DATA PROVIDED:
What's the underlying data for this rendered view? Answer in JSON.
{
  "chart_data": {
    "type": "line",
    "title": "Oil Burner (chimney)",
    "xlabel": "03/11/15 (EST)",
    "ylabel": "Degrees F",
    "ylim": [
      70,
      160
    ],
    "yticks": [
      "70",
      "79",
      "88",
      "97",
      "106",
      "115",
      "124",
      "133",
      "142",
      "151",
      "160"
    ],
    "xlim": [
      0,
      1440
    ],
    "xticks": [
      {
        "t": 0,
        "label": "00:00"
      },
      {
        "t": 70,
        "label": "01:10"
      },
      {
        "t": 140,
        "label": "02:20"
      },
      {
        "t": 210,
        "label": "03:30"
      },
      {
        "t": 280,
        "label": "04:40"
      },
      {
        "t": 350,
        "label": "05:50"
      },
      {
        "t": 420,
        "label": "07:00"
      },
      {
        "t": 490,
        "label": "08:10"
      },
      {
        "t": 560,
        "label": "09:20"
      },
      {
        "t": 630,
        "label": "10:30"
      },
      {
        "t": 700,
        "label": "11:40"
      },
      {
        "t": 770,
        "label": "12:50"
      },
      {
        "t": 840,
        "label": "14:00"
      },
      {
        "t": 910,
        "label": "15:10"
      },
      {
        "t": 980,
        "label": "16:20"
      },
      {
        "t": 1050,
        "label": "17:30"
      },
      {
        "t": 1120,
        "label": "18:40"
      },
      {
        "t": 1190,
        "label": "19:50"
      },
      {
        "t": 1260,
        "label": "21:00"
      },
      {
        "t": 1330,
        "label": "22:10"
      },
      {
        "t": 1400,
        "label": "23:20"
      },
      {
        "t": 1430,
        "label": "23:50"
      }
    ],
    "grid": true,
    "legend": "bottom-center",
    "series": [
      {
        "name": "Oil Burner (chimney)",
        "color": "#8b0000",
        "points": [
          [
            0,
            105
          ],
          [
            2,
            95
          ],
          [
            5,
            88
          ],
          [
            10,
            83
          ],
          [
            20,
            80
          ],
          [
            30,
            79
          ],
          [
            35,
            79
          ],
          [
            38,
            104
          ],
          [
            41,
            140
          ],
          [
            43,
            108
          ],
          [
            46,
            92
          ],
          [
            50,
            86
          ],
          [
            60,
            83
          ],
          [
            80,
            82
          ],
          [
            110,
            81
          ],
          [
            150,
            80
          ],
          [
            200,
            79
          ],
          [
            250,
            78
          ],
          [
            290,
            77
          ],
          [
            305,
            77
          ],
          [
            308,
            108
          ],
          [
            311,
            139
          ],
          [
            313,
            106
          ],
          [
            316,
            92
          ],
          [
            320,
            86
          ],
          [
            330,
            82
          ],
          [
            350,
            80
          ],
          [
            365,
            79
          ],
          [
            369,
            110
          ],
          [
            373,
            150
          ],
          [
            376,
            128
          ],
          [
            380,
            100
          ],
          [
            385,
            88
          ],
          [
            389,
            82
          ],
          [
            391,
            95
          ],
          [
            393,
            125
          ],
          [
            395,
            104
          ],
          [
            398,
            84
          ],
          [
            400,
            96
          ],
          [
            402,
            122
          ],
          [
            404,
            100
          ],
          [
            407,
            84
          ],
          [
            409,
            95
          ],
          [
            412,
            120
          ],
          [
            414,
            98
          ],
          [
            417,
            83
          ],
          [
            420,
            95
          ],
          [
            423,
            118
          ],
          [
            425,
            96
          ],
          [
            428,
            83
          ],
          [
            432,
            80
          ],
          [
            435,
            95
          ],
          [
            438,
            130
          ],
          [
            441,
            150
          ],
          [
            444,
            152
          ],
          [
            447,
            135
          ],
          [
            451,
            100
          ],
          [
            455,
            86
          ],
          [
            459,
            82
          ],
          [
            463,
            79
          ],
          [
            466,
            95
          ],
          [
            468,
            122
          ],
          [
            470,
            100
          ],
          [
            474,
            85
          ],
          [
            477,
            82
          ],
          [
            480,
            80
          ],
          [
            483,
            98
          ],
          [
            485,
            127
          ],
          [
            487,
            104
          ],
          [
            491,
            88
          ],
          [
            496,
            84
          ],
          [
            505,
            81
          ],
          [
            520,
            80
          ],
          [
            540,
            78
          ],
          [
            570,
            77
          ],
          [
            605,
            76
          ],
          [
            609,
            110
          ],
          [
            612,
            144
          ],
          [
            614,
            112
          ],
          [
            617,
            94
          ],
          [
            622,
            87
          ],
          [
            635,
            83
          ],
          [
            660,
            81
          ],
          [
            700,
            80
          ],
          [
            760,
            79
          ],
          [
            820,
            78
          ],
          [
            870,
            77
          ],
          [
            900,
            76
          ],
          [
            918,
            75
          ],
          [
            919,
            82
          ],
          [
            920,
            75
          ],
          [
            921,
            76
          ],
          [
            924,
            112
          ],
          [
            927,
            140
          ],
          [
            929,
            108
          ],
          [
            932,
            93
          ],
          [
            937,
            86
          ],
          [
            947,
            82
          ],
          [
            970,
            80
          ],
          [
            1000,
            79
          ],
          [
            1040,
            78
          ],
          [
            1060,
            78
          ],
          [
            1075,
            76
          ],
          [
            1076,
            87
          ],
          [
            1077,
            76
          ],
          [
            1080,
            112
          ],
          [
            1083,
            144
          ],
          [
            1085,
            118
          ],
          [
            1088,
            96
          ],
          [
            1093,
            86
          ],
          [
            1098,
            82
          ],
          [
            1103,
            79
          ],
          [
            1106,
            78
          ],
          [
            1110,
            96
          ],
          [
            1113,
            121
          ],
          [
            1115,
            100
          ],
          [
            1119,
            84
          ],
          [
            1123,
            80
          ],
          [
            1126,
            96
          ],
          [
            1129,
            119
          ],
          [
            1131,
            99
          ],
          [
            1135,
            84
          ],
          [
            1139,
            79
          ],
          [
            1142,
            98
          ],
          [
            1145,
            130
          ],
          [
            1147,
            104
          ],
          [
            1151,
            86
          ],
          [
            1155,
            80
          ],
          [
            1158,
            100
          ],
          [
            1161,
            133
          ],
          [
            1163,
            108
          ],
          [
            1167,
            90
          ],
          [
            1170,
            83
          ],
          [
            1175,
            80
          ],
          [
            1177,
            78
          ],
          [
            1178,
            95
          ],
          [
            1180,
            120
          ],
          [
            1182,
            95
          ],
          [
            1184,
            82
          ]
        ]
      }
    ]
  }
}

DIRECTIONS FOR THIS TASK: Copy the records above exactly as they appear.

REPLY:
What's the underlying data for this rendered view? Answer in JSON.
{
  "chart_data": {
    "type": "line",
    "title": "Oil Burner (chimney)",
    "xlabel": "03/11/15 (EST)",
    "ylabel": "Degrees F",
    "ylim": [
      70,
      160
    ],
    "yticks": [
      "70",
      "79",
      "88",
      "97",
      "106",
      "115",
      "124",
      "133",
      "142",
      "151",
      "160"
    ],
    "xlim": [
      0,
      1440
    ],
    "xticks": [
      {
        "t": 0,
        "label": "00:00"
      },
      {
        "t": 70,
        "label": "01:10"
      },
      {
        "t": 140,
        "label": "02:20"
      },
      {
        "t": 210,
        "label": "03:30"
      },
      {
        "t": 280,
        "label": "04:40"
      },
      {
        "t": 350,
        "label": "05:50"
      },
      {
        "t": 420,
        "label": "07:00"
      },
      {
        "t": 490,
        "label": "08:10"
      },
      {
        "t": 560,
        "label": "09:20"
      },
      {
        "t": 630,
        "label": "10:30"
      },
      {
        "t": 700,
        "label": "11:40"
      },
      {
        "t": 770,
        "label": "12:50"
      },
      {
        "t": 840,
        "label": "14:00"
      },
      {
        "t": 910,
        "label": "15:10"
      },
      {
        "t": 980,
        "label": "16:20"
      },
      {
        "t": 1050,
        "label": "17:30"
      },
      {
        "t": 1120,
        "label": "18:40"
      },
      {
        "t": 1190,
        "label": "19:50"
      },
      {
        "t": 1260,
        "label": "21:00"
      },
      {
        "t": 1330,
        "label": "22:10"
      },
      {
        "t": 1400,
        "label": "23:20"
      },
      {
        "t": 1430,
        "label": "23:50"
      }
    ],
    "grid": true,
    "legend": "bottom-center",
    "series": [
      {
        "name": "Oil Burner (chimney)",
        "color": "#8b0000",
        "points": [
          [
            0,
            105
          ],
          [
            2,
            95
          ],
          [
            5,
            88
          ],
          [
            10,
            83
          ],
          [
            20,
            80
          ],
          [
            30,
            79
          ],
          [
            35,
            79
          ],
          [
            38,
            104
          ],
          [
            41,
            140
          ],
          [
            43,
            108
          ],
          [
            46,
            92
          ],
          [
            50,
            86
          ],
          [
            60,
            83
          ],
          [
            80,
            82
          ],
          [
            110,
            81
          ],
          [
            150,
            80
          ],
          [
            200,
            79
          ],
          [
            250,
            78
          ],
          [
            290,
            77
          ],
          [
            305,
            77
          ],
          [
            308,
            108
          ],
          [
            311,
            139
          ],
          [
            313,
            106
          ],
          [
            316,
            92
          ],
          [
            320,
            86
          ],
          [
            330,
            82
          ],
          [
            350,
            80
          ],
          [
            365,
            79
          ],
          [
            369,
            110
          ],
          [
            373,
            150
          ],
          [
            376,
            128
          ],
          [
            380,
            100
          ],
          [
            385,
            88
          ],
          [
            389,
            82
          ],
          [
            391,
            95
          ],
          [
            393,
            125
          ],
          [
            395,
            104
          ],
          [
            398,
            84
          ],
          [
            400,
            96
          ],
          [
            402,
            122
          ],
          [
            404,
            100
          ],
          [
            407,
            84
          ],
          [
            409,
            95
          ],
          [
            412,
            120
          ],
          [
            414,
            98
          ],
          [
            417,
            83
          ],
          [
            420,
            95
          ],
          [
            423,
            118
          ],
          [
            425,
            96
          ],
          [
            428,
            83
          ],
          [
            432,
            80
          ],
          [
            435,
            95
          ],
          [
            438,
            130
          ],
          [
            441,
            150
          ],
          [
            444,
            152
          ],
          [
            447,
            135
          ],
          [
            451,
            100
          ],
          [
            455,
            86
          ],
          [
            459,
            82
          ],
          [
            463,
            79
          ],
          [
            466,
            95
          ],
          [
            468,
            122
          ],
          [
            470,
            100
          ],
          [
            474,
            85
          ],
          [
            477,
            82
          ],
          [
            480,
            80
          ],
          [
            483,
            98
          ],
          [
            485,
            127
          ],
          [
            487,
            104
          ],
          [
            491,
            88
          ],
          [
            496,
            84
          ],
          [
            505,
            81
          ],
          [
            520,
            80
          ],
          [
            540,
            78
          ],
          [
            570,
            77
          ],
          [
            605,
            76
          ],
          [
            609,
            110
          ],
          [
            612,
            144
          ],
          [
            614,
            112
          ],
          [
            617,
            94
          ],
          [
            622,
            87
          ],
          [
            635,
            83
          ],
          [
            660,
            81
          ],
          [
            700,
            80
          ],
          [
            760,
            79
          ],
          [
            820,
            78
          ],
          [
            870,
            77
          ],
          [
            900,
            76
          ],
          [
            918,
            75
          ],
          [
            919,
            82
          ],
          [
            920,
            75
          ],
          [
            921,
            76
          ],
          [
            924,
            112
          ],
          [
            927,
            140
          ],
          [
            929,
            108
          ],
          [
            932,
            93
          ],
          [
            937,
            86
          ],
          [
            947,
            82
          ],
          [
            970,
            80
          ],
          [
            1000,
            79
          ],
          [
            1040,
            78
          ],
          [
            1060,
            78
          ],
          [
            1075,
            76
          ],
          [
            1076,
            87
          ],
          [
            1077,
            76
          ],
          [
            1080,
            112
          ],
          [
            1083,
            144
          ],
          [
            1085,
            118
          ],
          [
            1088,
            96
          ],
          [
            1093,
            86
          ],
          [
            1098,
            82
          ],
          [
            1103,
            79
          ],
          [
            1106,
            78
          ],
          [
            1110,
            96
          ],
          [
            1113,
            121
          ],
          [
            1115,
            100
          ],
          [
            1119,
            84
          ],
          [
            1123,
            80
          ],
          [
            1126,
            96
          ],
          [
            1129,
            119
          ],
          [
            1131,
            99
          ],
          [
            1135,
            84
          ],
          [
            1139,
            79
          ],
          [
            1142,
            98
          ],
          [
            1145,
            130
          ],
          [
            1147,
            104
          ],
          [
            1151,
            86
          ],
          [
            1155,
            80
          ],
          [
            1158,
            100
          ],
          [
            1161,
            133
          ],
          [
            1163,
            108
          ],
          [
            1167,
            90
          ],
          [
            1170,
            83
          ],
          [
            1175,
            80
          ],
          [
            1177,
            78
          ],
          [
            1178,
            95
          ],
          [
            1180,
            120
          ],
          [
            1182,
            95
          ],
          [
            1184,
            82
          ]
        ]
      }
    ]
  }
}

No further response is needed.